Requirements » Provide a single number: the count of lines containing the string "Extensions".

Input »
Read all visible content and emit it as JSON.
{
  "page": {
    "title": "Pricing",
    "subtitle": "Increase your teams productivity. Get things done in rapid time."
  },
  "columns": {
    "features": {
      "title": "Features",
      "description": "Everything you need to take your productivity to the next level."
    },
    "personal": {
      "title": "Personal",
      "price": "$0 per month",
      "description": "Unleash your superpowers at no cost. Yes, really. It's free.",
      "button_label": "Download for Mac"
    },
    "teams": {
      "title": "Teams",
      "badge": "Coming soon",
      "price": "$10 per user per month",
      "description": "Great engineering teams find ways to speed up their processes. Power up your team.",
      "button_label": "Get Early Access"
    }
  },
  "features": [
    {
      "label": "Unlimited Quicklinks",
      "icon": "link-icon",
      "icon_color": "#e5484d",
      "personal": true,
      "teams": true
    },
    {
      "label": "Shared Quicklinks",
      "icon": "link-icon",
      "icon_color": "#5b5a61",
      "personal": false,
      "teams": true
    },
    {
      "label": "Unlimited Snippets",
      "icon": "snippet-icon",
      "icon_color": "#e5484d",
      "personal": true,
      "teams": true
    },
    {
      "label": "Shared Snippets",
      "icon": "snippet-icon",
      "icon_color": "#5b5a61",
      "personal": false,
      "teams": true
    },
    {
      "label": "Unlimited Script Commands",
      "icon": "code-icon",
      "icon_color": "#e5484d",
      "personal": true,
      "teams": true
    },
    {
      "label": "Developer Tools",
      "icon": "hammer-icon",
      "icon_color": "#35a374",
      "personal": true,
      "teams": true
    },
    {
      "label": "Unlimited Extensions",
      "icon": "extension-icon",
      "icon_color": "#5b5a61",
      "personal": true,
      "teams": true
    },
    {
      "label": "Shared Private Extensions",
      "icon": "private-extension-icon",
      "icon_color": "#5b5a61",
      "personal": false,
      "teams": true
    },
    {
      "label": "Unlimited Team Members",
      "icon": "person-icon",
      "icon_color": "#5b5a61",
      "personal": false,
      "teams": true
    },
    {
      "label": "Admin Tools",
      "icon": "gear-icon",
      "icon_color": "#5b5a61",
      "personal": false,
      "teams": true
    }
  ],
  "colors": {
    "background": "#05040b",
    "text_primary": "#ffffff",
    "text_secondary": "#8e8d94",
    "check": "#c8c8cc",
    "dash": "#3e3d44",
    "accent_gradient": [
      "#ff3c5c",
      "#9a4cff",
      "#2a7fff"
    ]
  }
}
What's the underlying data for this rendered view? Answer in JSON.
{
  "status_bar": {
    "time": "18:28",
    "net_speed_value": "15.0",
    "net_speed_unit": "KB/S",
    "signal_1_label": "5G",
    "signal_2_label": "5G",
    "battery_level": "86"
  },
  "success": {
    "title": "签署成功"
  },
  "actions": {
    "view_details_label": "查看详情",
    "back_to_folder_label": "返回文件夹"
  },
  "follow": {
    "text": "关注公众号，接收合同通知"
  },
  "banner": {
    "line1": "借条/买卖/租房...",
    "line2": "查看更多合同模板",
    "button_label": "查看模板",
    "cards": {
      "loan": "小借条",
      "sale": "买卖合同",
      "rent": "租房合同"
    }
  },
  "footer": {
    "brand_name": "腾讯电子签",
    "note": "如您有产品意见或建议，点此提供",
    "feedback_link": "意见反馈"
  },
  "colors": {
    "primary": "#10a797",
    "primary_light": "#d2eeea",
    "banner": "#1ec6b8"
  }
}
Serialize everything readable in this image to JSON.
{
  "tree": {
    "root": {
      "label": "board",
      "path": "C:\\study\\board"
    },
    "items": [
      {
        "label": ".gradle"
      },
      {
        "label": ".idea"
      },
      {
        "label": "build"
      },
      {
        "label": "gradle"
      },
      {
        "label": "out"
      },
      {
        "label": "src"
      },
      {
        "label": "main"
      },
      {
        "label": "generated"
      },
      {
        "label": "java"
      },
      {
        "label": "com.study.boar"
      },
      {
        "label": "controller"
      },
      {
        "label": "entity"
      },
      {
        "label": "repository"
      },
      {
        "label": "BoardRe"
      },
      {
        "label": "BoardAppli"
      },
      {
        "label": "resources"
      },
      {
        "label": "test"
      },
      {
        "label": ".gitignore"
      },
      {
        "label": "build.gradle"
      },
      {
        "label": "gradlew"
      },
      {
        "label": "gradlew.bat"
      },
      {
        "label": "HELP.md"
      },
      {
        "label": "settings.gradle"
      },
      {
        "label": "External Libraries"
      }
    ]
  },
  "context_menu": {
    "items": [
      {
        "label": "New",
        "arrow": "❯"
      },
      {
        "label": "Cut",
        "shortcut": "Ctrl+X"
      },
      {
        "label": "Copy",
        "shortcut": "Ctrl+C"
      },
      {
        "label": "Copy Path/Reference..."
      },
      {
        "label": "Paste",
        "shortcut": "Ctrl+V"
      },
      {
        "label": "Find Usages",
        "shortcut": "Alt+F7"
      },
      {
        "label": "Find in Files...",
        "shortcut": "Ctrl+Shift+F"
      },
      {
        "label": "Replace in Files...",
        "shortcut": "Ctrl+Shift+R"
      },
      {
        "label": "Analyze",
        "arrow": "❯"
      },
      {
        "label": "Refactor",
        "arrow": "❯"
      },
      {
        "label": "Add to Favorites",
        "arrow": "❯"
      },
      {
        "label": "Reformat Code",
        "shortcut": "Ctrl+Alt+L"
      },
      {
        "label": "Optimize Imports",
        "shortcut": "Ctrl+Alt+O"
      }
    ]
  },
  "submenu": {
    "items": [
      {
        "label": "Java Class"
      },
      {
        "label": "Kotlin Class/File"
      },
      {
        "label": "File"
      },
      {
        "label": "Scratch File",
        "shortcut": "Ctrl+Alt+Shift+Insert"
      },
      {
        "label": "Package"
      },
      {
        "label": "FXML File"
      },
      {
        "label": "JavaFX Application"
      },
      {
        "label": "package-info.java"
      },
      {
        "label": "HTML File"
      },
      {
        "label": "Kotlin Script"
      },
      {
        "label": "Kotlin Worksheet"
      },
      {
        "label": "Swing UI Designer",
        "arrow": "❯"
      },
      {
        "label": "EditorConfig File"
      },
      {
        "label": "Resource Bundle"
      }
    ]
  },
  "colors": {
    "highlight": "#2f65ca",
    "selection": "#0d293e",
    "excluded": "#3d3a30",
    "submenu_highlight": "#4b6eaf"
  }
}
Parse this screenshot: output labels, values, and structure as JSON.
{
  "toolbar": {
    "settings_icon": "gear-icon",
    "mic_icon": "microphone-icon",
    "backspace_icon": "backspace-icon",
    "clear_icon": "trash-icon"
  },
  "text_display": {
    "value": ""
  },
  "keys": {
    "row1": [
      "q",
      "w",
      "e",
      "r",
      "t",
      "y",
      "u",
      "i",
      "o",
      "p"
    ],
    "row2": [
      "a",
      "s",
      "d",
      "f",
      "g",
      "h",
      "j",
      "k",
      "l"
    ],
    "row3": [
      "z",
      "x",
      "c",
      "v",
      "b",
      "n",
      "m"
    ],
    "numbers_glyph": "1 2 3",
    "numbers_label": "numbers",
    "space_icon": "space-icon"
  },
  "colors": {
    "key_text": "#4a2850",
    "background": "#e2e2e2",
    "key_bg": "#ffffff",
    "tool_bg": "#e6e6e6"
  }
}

Correct result » 2